Exercise –
Repeat all of the records verbatim.

Provided information –
··········
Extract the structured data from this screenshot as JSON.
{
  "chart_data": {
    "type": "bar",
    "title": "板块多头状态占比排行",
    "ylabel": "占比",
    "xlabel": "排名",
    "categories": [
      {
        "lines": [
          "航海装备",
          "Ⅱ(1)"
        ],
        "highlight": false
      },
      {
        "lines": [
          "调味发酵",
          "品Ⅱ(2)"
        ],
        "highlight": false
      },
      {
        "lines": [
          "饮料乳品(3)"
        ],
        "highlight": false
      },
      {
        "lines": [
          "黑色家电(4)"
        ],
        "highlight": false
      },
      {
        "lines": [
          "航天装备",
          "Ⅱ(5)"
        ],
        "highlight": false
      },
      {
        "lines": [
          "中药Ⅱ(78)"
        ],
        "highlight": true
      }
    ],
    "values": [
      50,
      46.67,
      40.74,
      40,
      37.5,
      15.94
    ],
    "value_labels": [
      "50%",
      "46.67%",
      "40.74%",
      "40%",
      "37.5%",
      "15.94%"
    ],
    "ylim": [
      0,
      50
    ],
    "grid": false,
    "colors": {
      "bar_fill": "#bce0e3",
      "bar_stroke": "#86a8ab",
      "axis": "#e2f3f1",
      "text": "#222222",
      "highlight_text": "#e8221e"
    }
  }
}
··········
Solution for this exercise –
Extract the structured data from this screenshot as JSON.
{
  "chart_data": {
    "type": "bar",
    "title": "板块多头状态占比排行",
    "ylabel": "占比",
    "xlabel": "排名",
    "categories": [
      {
        "lines": [
          "航海装备",
          "Ⅱ(1)"
        ],
        "highlight": false
      },
      {
        "lines": [
          "调味发酵",
          "品Ⅱ(2)"
        ],
        "highlight": false
      },
      {
        "lines": [
          "饮料乳品(3)"
        ],
        "highlight": false
      },
      {
        "lines": [
          "黑色家电(4)"
        ],
        "highlight": false
      },
      {
        "lines": [
          "航天装备",
          "Ⅱ(5)"
        ],
        "highlight": false
      },
      {
        "lines": [
          "中药Ⅱ(78)"
        ],
        "highlight": true
      }
    ],
    "values": [
      50,
      46.67,
      40.74,
      40,
      37.5,
      15.94
    ],
    "value_labels": [
      "50%",
      "46.67%",
      "40.74%",
      "40%",
      "37.5%",
      "15.94%"
    ],
    "ylim": [
      0,
      50
    ],
    "grid": false,
    "colors": {
      "bar_fill": "#bce0e3",
      "bar_stroke": "#86a8ab",
      "axis": "#e2f3f1",
      "text": "#222222",
      "highlight_text": "#e8221e"
    }
  }
}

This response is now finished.